* **Written task**
Please repeat all of the lines that follow, exactly as written.

* **Data shown**
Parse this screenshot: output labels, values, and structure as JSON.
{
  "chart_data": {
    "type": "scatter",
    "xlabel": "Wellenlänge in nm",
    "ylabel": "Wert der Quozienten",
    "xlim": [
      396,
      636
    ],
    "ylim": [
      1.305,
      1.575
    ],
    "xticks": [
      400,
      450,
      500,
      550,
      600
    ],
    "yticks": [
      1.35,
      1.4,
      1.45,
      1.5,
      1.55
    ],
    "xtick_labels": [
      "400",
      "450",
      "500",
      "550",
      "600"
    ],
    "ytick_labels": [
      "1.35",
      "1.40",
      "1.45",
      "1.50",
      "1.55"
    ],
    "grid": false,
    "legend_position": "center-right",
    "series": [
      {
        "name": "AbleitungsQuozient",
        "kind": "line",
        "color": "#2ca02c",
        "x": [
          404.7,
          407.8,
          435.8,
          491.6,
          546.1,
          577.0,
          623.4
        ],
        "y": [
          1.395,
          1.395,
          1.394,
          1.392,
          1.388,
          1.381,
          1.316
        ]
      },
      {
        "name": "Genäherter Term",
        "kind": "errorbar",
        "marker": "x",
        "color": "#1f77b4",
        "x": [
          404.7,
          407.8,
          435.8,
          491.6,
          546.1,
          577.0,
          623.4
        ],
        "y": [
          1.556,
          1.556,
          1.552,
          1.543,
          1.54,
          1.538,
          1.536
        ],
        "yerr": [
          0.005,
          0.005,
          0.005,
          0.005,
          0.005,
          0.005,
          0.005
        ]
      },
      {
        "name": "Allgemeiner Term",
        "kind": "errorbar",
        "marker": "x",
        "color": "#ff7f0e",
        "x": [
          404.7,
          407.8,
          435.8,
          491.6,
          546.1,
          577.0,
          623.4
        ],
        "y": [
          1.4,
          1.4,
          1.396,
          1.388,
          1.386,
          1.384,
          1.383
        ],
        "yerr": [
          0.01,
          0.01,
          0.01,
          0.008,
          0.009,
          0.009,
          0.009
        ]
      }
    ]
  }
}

* **Response to this task**
Parse this screenshot: output labels, values, and structure as JSON.
{
  "chart_data": {
    "type": "scatter",
    "xlabel": "Wellenlänge in nm",
    "ylabel": "Wert der Quozienten",
    "xlim": [
      396,
      636
    ],
    "ylim": [
      1.305,
      1.575
    ],
    "xticks": [
      400,
      450,
      500,
      550,
      600
    ],
    "yticks": [
      1.35,
      1.4,
      1.45,
      1.5,
      1.55
    ],
    "xtick_labels": [
      "400",
      "450",
      "500",
      "550",
      "600"
    ],
    "ytick_labels": [
      "1.35",
      "1.40",
      "1.45",
      "1.50",
      "1.55"
    ],
    "grid": false,
    "legend_position": "center-right",
    "series": [
      {
        "name": "AbleitungsQuozient",
        "kind": "line",
        "color": "#2ca02c",
        "x": [
          404.7,
          407.8,
          435.8,
          491.6,
          546.1,
          577.0,
          623.4
        ],
        "y": [
          1.395,
          1.395,
          1.394,
          1.392,
          1.388,
          1.381,
          1.316
        ]
      },
      {
        "name": "Genäherter Term",
        "kind": "errorbar",
        "marker": "x",
        "color": "#1f77b4",
        "x": [
          404.7,
          407.8,
          435.8,
          491.6,
          546.1,
          577.0,
          623.4
        ],
        "y": [
          1.556,
          1.556,
          1.552,
          1.543,
          1.54,
          1.538,
          1.536
        ],
        "yerr": [
          0.005,
          0.005,
          0.005,
          0.005,
          0.005,
          0.005,
          0.005
        ]
      },
      {
        "name": "Allgemeiner Term",
        "kind": "errorbar",
        "marker": "x",
        "color": "#ff7f0e",
        "x": [
          404.7,
          407.8,
          435.8,
          491.6,
          546.1,
          577.0,
          623.4
        ],
        "y": [
          1.4,
          1.4,
          1.396,
          1.388,
          1.386,
          1.384,
          1.383
        ],
        "yerr": [
          0.01,
          0.01,
          0.01,
          0.008,
          0.009,
          0.009,
          0.009
        ]
      }
    ]
  }
}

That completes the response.